Figure record extracts:
>>

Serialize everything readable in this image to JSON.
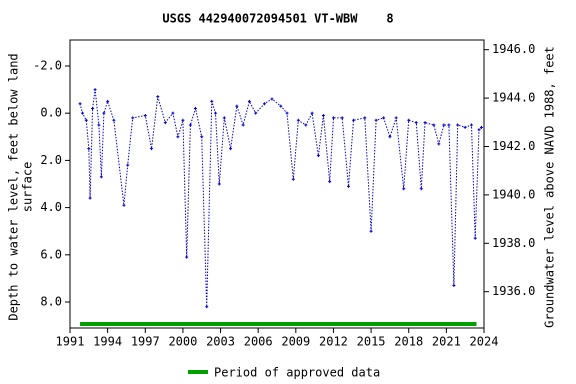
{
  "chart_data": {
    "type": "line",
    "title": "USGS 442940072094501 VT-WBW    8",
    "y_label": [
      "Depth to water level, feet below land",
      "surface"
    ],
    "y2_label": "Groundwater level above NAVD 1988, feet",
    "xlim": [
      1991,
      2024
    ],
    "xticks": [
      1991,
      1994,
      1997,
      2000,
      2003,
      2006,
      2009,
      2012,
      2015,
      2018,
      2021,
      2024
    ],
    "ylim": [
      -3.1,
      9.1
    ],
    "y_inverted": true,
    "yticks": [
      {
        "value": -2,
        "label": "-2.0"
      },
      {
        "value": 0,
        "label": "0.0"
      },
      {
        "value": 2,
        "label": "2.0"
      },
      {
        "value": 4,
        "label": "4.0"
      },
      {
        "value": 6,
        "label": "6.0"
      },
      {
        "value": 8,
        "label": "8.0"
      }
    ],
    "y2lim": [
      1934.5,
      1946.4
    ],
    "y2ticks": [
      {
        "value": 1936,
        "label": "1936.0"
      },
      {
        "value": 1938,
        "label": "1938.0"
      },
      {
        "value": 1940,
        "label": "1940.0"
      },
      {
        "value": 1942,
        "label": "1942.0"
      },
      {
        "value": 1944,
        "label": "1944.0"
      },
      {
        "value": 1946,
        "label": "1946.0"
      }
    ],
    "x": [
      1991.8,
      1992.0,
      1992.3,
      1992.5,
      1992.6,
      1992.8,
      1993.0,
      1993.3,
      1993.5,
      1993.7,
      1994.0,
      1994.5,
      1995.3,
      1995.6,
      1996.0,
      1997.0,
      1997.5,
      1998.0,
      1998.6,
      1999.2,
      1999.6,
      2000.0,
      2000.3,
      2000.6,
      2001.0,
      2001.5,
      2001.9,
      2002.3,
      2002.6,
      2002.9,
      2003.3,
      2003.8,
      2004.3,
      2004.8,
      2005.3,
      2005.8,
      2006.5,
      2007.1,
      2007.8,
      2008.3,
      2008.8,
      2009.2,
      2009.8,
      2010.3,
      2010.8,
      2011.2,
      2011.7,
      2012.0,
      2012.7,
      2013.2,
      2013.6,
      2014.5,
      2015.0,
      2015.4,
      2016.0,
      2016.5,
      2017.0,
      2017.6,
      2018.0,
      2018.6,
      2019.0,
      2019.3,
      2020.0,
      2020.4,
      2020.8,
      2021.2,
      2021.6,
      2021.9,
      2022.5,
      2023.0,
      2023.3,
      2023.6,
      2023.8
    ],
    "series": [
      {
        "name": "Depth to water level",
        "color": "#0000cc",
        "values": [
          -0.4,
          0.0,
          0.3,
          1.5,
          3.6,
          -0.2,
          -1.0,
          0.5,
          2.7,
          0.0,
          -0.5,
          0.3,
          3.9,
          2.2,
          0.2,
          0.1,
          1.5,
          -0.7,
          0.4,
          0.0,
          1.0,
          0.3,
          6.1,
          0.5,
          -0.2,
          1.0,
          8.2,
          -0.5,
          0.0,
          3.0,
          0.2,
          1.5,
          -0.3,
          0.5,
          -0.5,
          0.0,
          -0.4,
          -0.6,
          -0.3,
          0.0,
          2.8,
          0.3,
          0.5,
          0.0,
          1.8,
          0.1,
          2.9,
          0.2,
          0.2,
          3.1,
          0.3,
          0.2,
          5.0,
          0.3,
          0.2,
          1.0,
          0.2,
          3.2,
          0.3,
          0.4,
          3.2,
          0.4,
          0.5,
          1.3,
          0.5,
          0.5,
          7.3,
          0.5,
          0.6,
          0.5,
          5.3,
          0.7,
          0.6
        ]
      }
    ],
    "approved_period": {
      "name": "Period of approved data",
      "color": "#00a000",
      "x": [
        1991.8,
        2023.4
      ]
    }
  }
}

<<

### What is asked
In the entries above, find every line holding the word "feet" and copy it out.

### Full response
      "Depth to water level, feet below land",
    "y2_label": "Groundwater level above NAVD 1988, feet",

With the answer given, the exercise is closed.